## [OBJECTIVE]
Output the lines from the line containing "tick-label: 0.5 xyxy=(556,285,566,292)" through the line containing "plot-run-result: 0.0 0.5", both included, reproducing them character for character.

## [RECORDS SHOWN]

☆ ☆ ☆ ☆ ☆ ☆ ☆

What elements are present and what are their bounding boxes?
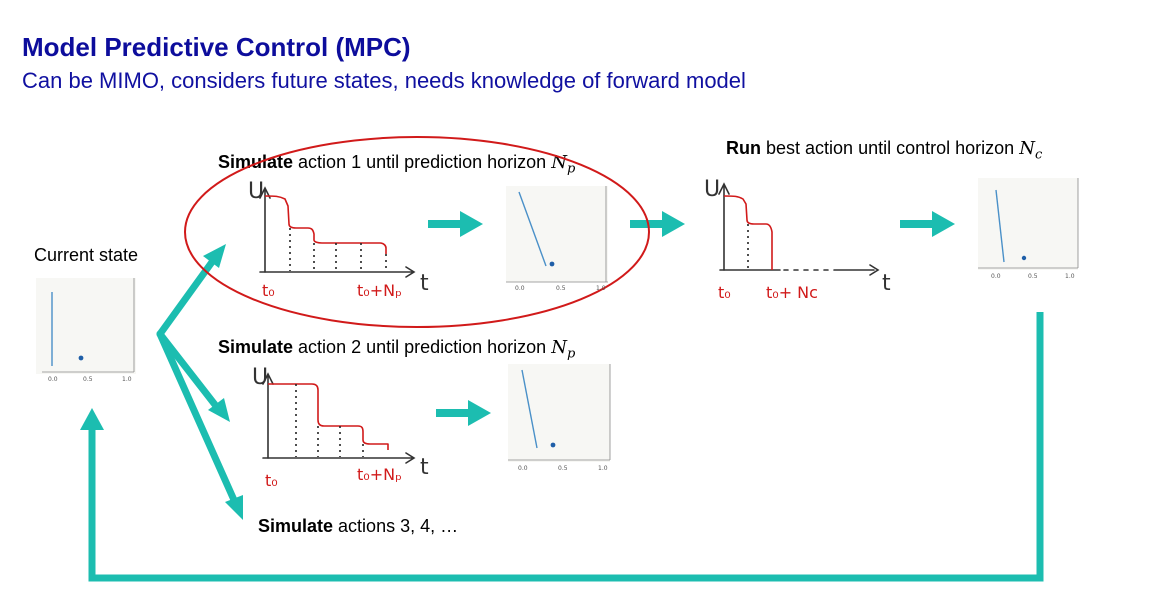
tick-label: 0.5 xyxy=(556,285,566,292)
plot-point xyxy=(549,261,555,267)
branch-arrow-3 xyxy=(156,330,243,520)
sketch-action2: U t t₀ t₀+Nₚ xyxy=(252,365,429,490)
plot-point xyxy=(1021,255,1027,261)
t0-label: t₀ xyxy=(718,283,731,302)
tick-label: 1.0 xyxy=(1065,273,1075,280)
flow-arrow-4 xyxy=(436,400,491,426)
t0-np-label: t₀+Nₚ xyxy=(357,465,402,484)
tick-label: 0.5 xyxy=(1028,273,1038,280)
t0-label: t₀ xyxy=(262,281,275,300)
tick-label: 0.5 xyxy=(83,376,93,383)
flow-arrow-1 xyxy=(428,211,483,237)
flow-arrow-2 xyxy=(630,211,685,237)
tick-label: 1.0 xyxy=(596,285,606,292)
t0-np-label: t₀+Nₚ xyxy=(357,281,402,300)
t-axis-label: t xyxy=(420,455,429,480)
plot-action2-result: 0.0 0.5 1.0 xyxy=(508,364,611,472)
u-axis-label: U xyxy=(252,365,268,390)
tick-label: 1.0 xyxy=(598,465,608,472)
plot-current-state: 0.0 0.5 1.0 xyxy=(36,278,136,383)
tick-label: 0.0 xyxy=(518,465,528,472)
tick-label: 0.0 xyxy=(515,285,525,292)
u-axis-label: U xyxy=(704,177,720,202)
tick-label: 1.0 xyxy=(122,376,132,383)
tick-label: 0.5 xyxy=(558,465,568,472)
flow-arrow-3 xyxy=(900,211,955,237)
plot-action1-result: 0.0 0.5 1.0 xyxy=(506,186,608,292)
sketch-action1: U t t₀ t₀+Nₚ xyxy=(248,179,429,300)
t0-nc-label: t₀+ Nc xyxy=(766,283,818,302)
t-axis-label: t xyxy=(420,271,429,296)
u-axis-label: U xyxy=(248,179,264,204)
sketch-run: U t t₀ t₀+ Nc xyxy=(704,177,891,302)
diagram-canvas: U t t₀ t₀+Nₚ U t t₀ t₀+Nₚ U t t₀ t₀+ Nc xyxy=(36,136,1079,582)
plot-run-result: 0.0 0.5 1.0 xyxy=(978,178,1079,280)
t-axis-label: t xyxy=(882,271,891,296)
t0-label: t₀ xyxy=(265,471,278,490)
plot-point xyxy=(550,442,556,448)
tick-label: 0.0 xyxy=(48,376,58,383)
plot-point xyxy=(78,355,84,361)
tick-label: 0.0 xyxy=(991,273,1001,280)
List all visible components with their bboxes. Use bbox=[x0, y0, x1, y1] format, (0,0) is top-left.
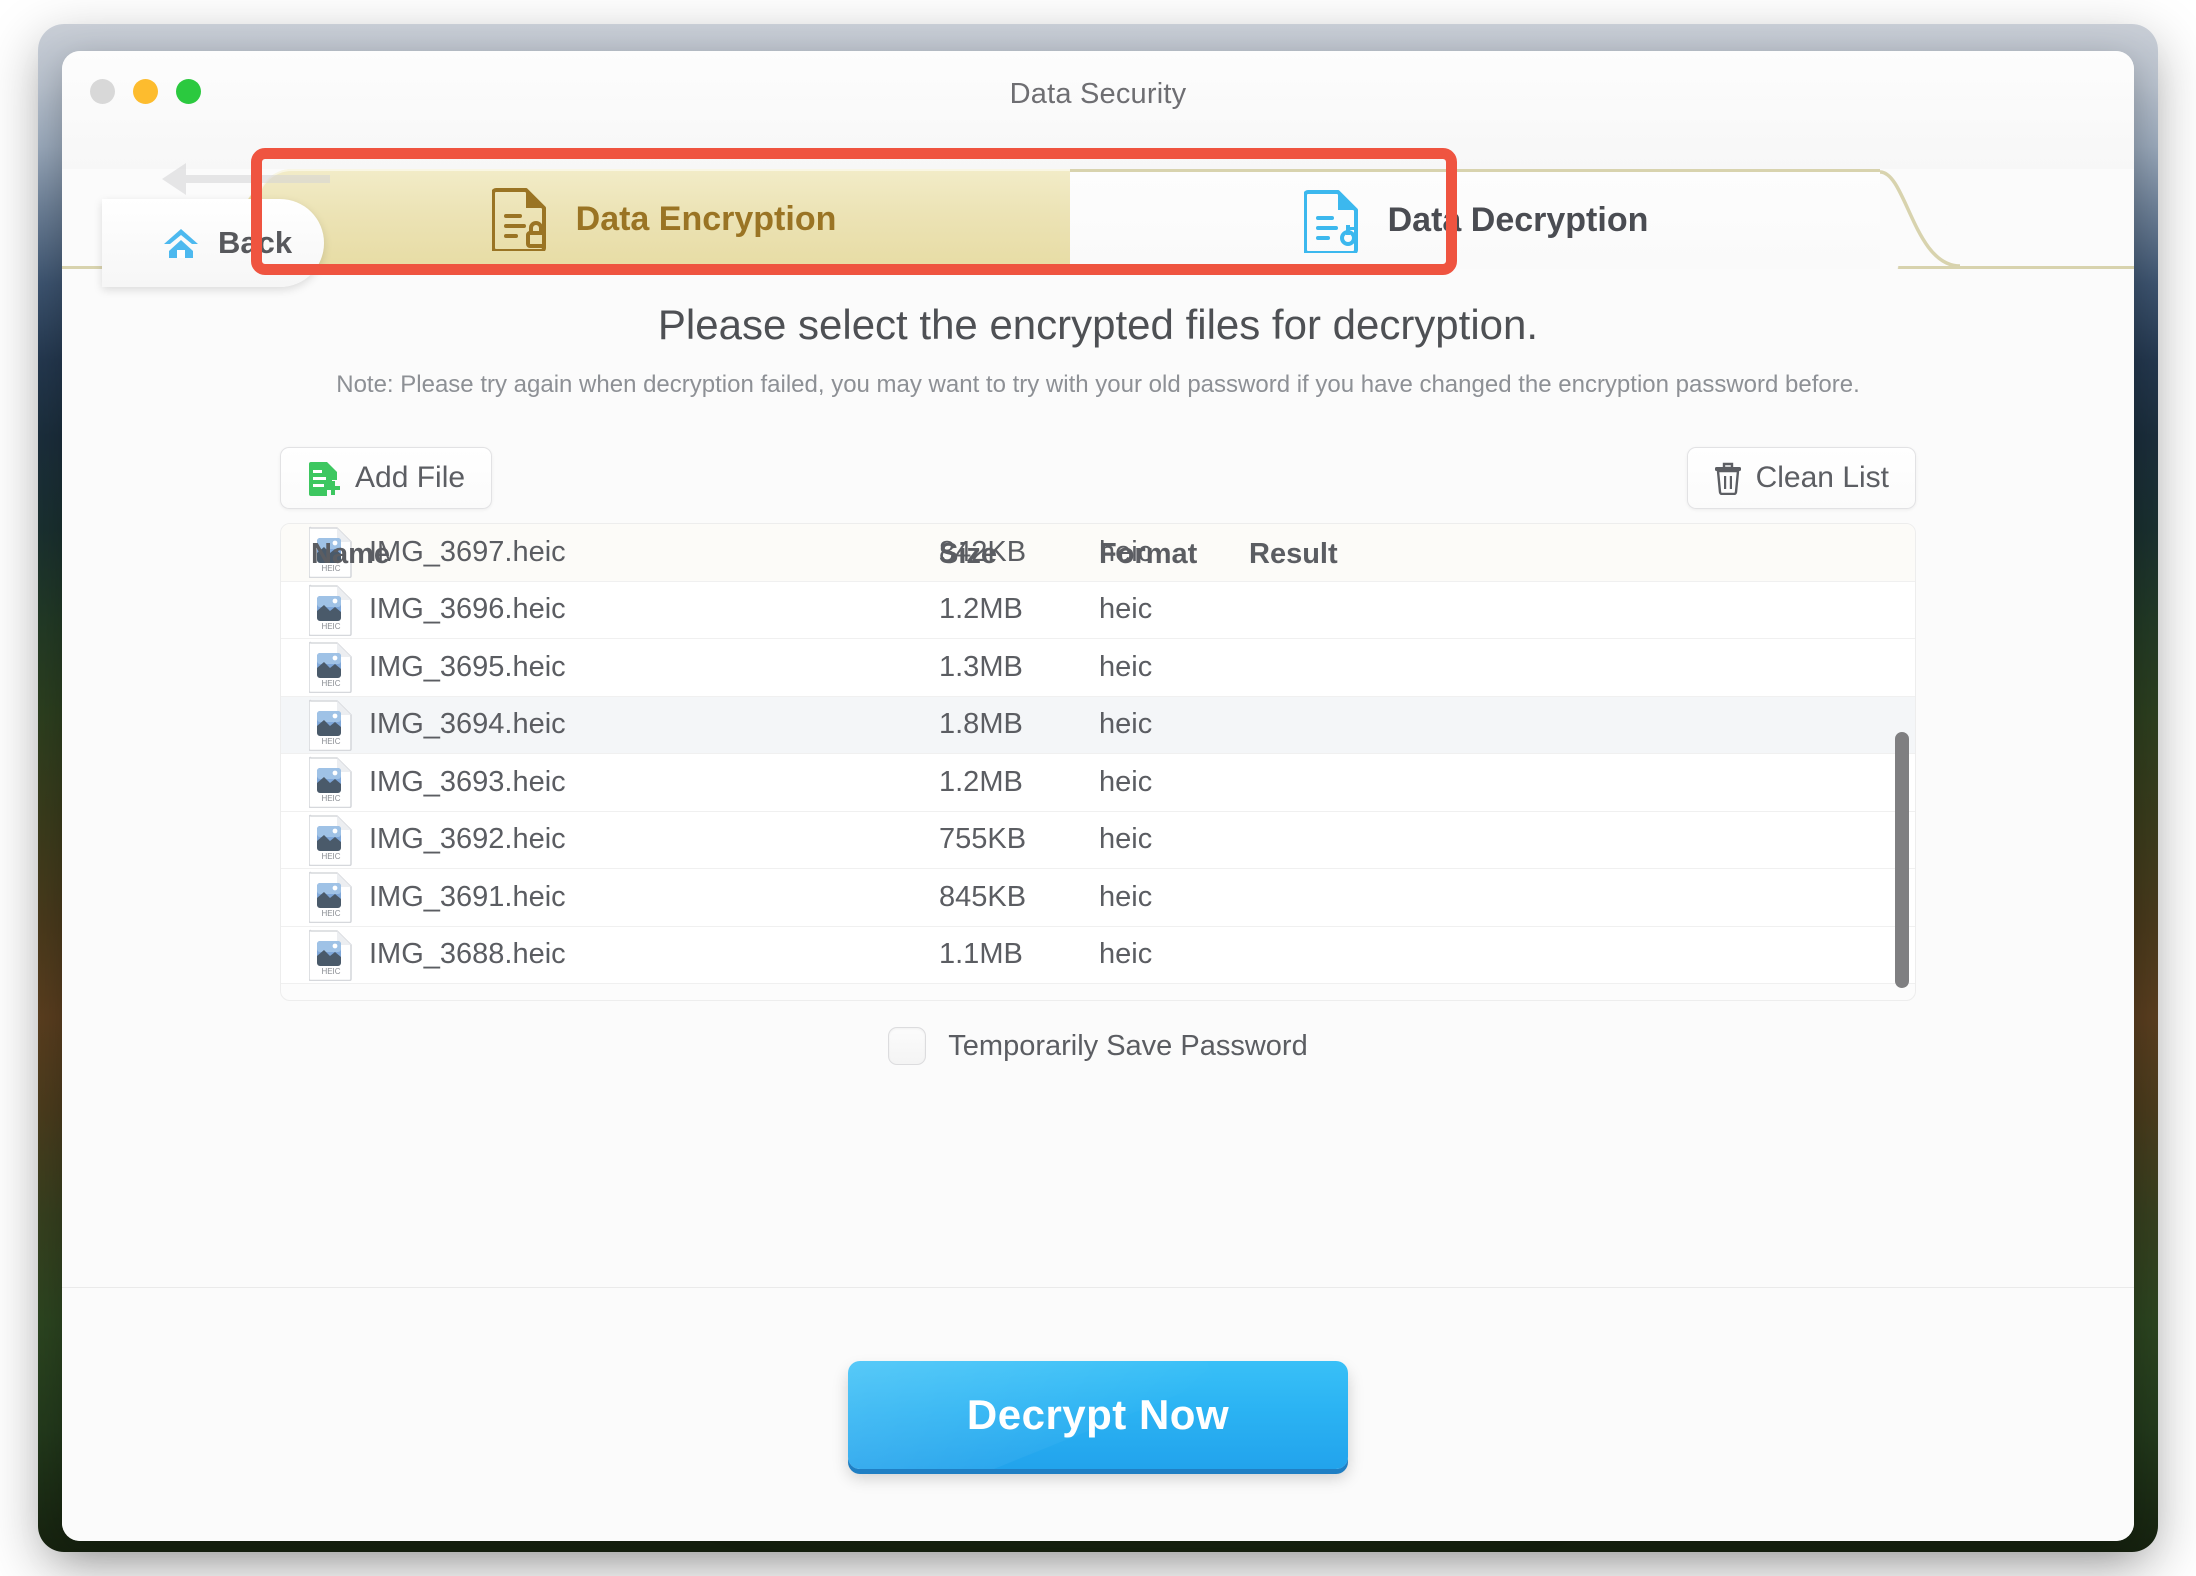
file-format: heic bbox=[1099, 880, 1153, 913]
document-key-icon bbox=[1303, 189, 1358, 253]
tab-label-decryption: Data Decryption bbox=[1387, 201, 1649, 239]
window-title: Data Security bbox=[1009, 78, 1187, 110]
file-name: IMG_3691.heic bbox=[369, 880, 566, 913]
file-format: heic bbox=[1099, 765, 1153, 798]
file-format: heic bbox=[1099, 535, 1153, 568]
table-row[interactable]: HEIC IMG_3691.heic 845KB heic bbox=[281, 869, 1915, 927]
svg-text:HEIC: HEIC bbox=[321, 622, 340, 631]
heic-file-icon: HEIC bbox=[309, 814, 352, 866]
file-name: IMG_3694.heic bbox=[369, 708, 566, 741]
heic-file-icon: HEIC bbox=[309, 526, 352, 579]
home-icon bbox=[164, 229, 198, 258]
file-size: 1.1MB bbox=[939, 938, 1023, 971]
heic-file-icon: HEIC bbox=[309, 641, 352, 694]
file-format: heic bbox=[1099, 650, 1153, 683]
decrypt-now-button[interactable]: Decrypt Now bbox=[848, 1360, 1348, 1469]
clean-list-label: Clean List bbox=[1755, 461, 1889, 494]
heic-file-icon: HEIC bbox=[309, 584, 352, 636]
table-row[interactable]: HEIC IMG_3692.heic 755KB heic bbox=[281, 811, 1915, 869]
file-format: heic bbox=[1099, 938, 1153, 971]
file-name: IMG_3695.heic bbox=[369, 650, 566, 683]
tab-data-decryption[interactable]: Data Decryption bbox=[1070, 169, 1948, 275]
save-password-option[interactable]: Temporarily Save Password bbox=[62, 1027, 2134, 1065]
document-plus-icon bbox=[309, 462, 340, 496]
document-lock-icon bbox=[491, 188, 546, 251]
page-title: Please select the encrypted files for de… bbox=[657, 301, 1539, 348]
file-size: 1.3MB bbox=[939, 650, 1023, 683]
file-size: 1.2MB bbox=[939, 765, 1023, 798]
back-button[interactable]: Back bbox=[102, 163, 330, 287]
add-file-button[interactable]: Add File bbox=[280, 447, 493, 509]
file-size: 845KB bbox=[939, 880, 1027, 913]
file-format: heic bbox=[1099, 593, 1153, 626]
file-format: heic bbox=[1099, 708, 1153, 741]
back-label: Back bbox=[218, 225, 293, 260]
window-footer: Decrypt Now bbox=[62, 1287, 2134, 1541]
table-row[interactable]: HEIC IMG_3693.heic 1.2MB heic bbox=[281, 754, 1915, 812]
save-password-checkbox[interactable] bbox=[888, 1027, 927, 1065]
page-note: Note: Please try again when decryption f… bbox=[336, 371, 1860, 398]
file-list[interactable]: Name Size Format Result HEIC IMG_3697.hei… bbox=[280, 523, 1916, 1001]
file-name: IMG_3693.heic bbox=[369, 765, 566, 798]
file-rows-container: HEIC IMG_3697.heic 842KB heic HEIC IMG_3696.h… bbox=[281, 524, 1915, 984]
table-row[interactable]: HEIC IMG_3696.heic 1.2MB heic bbox=[281, 581, 1915, 639]
tab-strip: Data Encryption Data Decryption bbox=[62, 169, 2134, 275]
heic-file-icon: HEIC bbox=[309, 871, 352, 924]
file-list-scrollbar[interactable] bbox=[1895, 732, 1909, 988]
table-row[interactable]: HEIC IMG_3697.heic 842KB heic bbox=[281, 524, 1915, 582]
heic-file-icon: HEIC bbox=[309, 929, 352, 981]
tab-label-encryption: Data Encryption bbox=[575, 199, 837, 238]
file-size: 1.2MB bbox=[939, 593, 1023, 626]
add-file-label: Add File bbox=[355, 461, 466, 494]
heic-file-icon: HEIC bbox=[309, 699, 352, 751]
file-name: IMG_3692.heic bbox=[369, 823, 566, 856]
tab-data-encryption[interactable]: Data Encryption bbox=[210, 169, 1070, 269]
svg-text:HEIC: HEIC bbox=[321, 909, 340, 918]
trash-icon bbox=[1714, 462, 1741, 495]
filelist-toolbar: Add File Clean List bbox=[280, 447, 1916, 509]
window-titlebar: Data Security bbox=[62, 51, 2134, 169]
decrypt-now-label: Decrypt Now bbox=[966, 1390, 1230, 1438]
file-name: IMG_3688.heic bbox=[369, 938, 566, 971]
svg-text:HEIC: HEIC bbox=[321, 967, 340, 976]
back-arrow-icon bbox=[162, 163, 330, 195]
svg-text:HEIC: HEIC bbox=[321, 564, 340, 573]
svg-text:HEIC: HEIC bbox=[321, 794, 340, 803]
table-row[interactable]: HEIC IMG_3694.heic 1.8MB heic bbox=[281, 696, 1915, 754]
svg-text:HEIC: HEIC bbox=[321, 852, 340, 861]
table-row[interactable]: HEIC IMG_3688.heic 1.1MB heic bbox=[281, 926, 1915, 984]
file-name: IMG_3696.heic bbox=[369, 593, 566, 626]
heic-file-icon: HEIC bbox=[309, 756, 352, 809]
svg-text:HEIC: HEIC bbox=[321, 679, 340, 688]
clean-list-button[interactable]: Clean List bbox=[1686, 447, 1916, 509]
svg-text:HEIC: HEIC bbox=[321, 737, 340, 746]
table-row[interactable]: HEIC IMG_3695.heic 1.3MB heic bbox=[281, 639, 1915, 697]
file-name: IMG_3697.heic bbox=[369, 535, 566, 568]
file-size: 755KB bbox=[939, 823, 1027, 856]
app-window: Data Security Data Encryption Data Decry… bbox=[62, 51, 2134, 1541]
file-size: 1.8MB bbox=[939, 708, 1023, 741]
file-format: heic bbox=[1099, 823, 1153, 856]
save-password-label: Temporarily Save Password bbox=[948, 1029, 1308, 1062]
file-size: 842KB bbox=[939, 535, 1027, 568]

☆ ☆ ☆ ☆ ☆ ☆ ☆

## [WRITTEN SOLUTION]
tick-label: 0.5 xyxy=(556,285,566,292)
plot-point xyxy=(549,261,555,267)
branch-arrow-3 xyxy=(156,330,243,520)
sketch-action2: U t t₀ t₀+Nₚ xyxy=(252,365,429,490)
plot-point xyxy=(1021,255,1027,261)
t0-label: t₀ xyxy=(718,283,731,302)
tick-label: 1.0 xyxy=(1065,273,1075,280)
flow-arrow-4 xyxy=(436,400,491,426)
t0-np-label: t₀+Nₚ xyxy=(357,465,402,484)
tick-label: 0.5 xyxy=(1028,273,1038,280)
t0-label: t₀ xyxy=(262,281,275,300)
tick-label: 0.5 xyxy=(83,376,93,383)
flow-arrow-1 xyxy=(428,211,483,237)
flow-arrow-2 xyxy=(630,211,685,237)
tick-label: 1.0 xyxy=(596,285,606,292)
t0-np-label: t₀+Nₚ xyxy=(357,281,402,300)
t-axis-label: t xyxy=(420,455,429,480)
plot-action2-result: 0.0 0.5 1.0 xyxy=(508,364,611,472)
u-axis-label: U xyxy=(252,365,268,390)
tick-label: 1.0 xyxy=(598,465,608,472)
plot-current-state: 0.0 0.5 1.0 xyxy=(36,278,136,383)
tick-label: 0.0 xyxy=(518,465,528,472)
tick-label: 0.0 xyxy=(515,285,525,292)
u-axis-label: U xyxy=(704,177,720,202)
tick-label: 1.0 xyxy=(122,376,132,383)
tick-label: 0.5 xyxy=(558,465,568,472)
flow-arrow-3 xyxy=(900,211,955,237)
plot-action1-result: 0.0 0.5 1.0 xyxy=(506,186,608,292)
sketch-action1: U t t₀ t₀+Nₚ xyxy=(248,179,429,300)
t0-nc-label: t₀+ Nc xyxy=(766,283,818,302)
t-axis-label: t xyxy=(420,271,429,296)
u-axis-label: U xyxy=(248,179,264,204)
sketch-run: U t t₀ t₀+ Nc xyxy=(704,177,891,302)
diagram-canvas: U t t₀ t₀+Nₚ U t t₀ t₀+Nₚ U t t₀ t₀+ Nc xyxy=(36,136,1079,582)
plot-run-result: 0.0 0.5 1.0 xyxy=(978,178,1079,280)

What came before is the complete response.